▸ **Material provided**:
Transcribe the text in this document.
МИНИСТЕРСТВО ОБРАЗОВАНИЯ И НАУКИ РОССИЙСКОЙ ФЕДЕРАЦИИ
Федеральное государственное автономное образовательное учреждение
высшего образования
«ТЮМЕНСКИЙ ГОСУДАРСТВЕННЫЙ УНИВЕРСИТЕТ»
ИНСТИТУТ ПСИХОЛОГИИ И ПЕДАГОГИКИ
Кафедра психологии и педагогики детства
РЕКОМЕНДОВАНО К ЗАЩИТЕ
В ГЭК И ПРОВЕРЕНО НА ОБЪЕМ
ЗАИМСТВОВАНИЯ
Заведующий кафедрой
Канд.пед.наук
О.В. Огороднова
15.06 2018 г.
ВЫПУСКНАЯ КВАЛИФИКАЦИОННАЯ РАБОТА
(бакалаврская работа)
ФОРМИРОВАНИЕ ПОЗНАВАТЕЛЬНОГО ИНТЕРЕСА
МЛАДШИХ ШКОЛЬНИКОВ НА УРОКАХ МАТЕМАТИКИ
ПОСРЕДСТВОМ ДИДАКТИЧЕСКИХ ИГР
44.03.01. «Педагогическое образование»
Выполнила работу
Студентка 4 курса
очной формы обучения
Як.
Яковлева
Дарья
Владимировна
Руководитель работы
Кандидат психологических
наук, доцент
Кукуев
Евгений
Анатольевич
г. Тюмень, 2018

▸ **Short task**: Transcribe the material exactly as it reads.

▸ **Response**:
Transcribe the text in this document.
МИНИСТЕРСТВО ОБРАЗОВАНИЯ И НАУКИ РОССИЙСКОЙ ФЕДЕРАЦИИ
Федеральное государственное автономное образовательное учреждение
высшего образования
«ТЮМЕНСКИЙ ГОСУДАРСТВЕННЫЙ УНИВЕРСИТЕТ»
ИНСТИТУТ ПСИХОЛОГИИ И ПЕДАГОГИКИ
Кафедра психологии и педагогики детства
РЕКОМЕНДОВАНО К ЗАЩИТЕ
В ГЭК И ПРОВЕРЕНО НА ОБЪЕМ
ЗАИМСТВОВАНИЯ
Заведующий кафедрой
Канд.пед.наук
О.В. Огороднова
15.06 2018 г.
ВЫПУСКНАЯ КВАЛИФИКАЦИОННАЯ РАБОТА
(бакалаврская работа)
ФОРМИРОВАНИЕ ПОЗНАВАТЕЛЬНОГО ИНТЕРЕСА
МЛАДШИХ ШКОЛЬНИКОВ НА УРОКАХ МАТЕМАТИКИ
ПОСРЕДСТВОМ ДИДАКТИЧЕСКИХ ИГР
44.03.01. «Педагогическое образование»
Выполнила работу
Студентка 4 курса
очной формы обучения
Як.
Яковлева
Дарья
Владимировна
Руководитель работы
Кандидат психологических
наук, доцент
Кукуев
Евгений
Анатольевич
г. Тюмень, 2018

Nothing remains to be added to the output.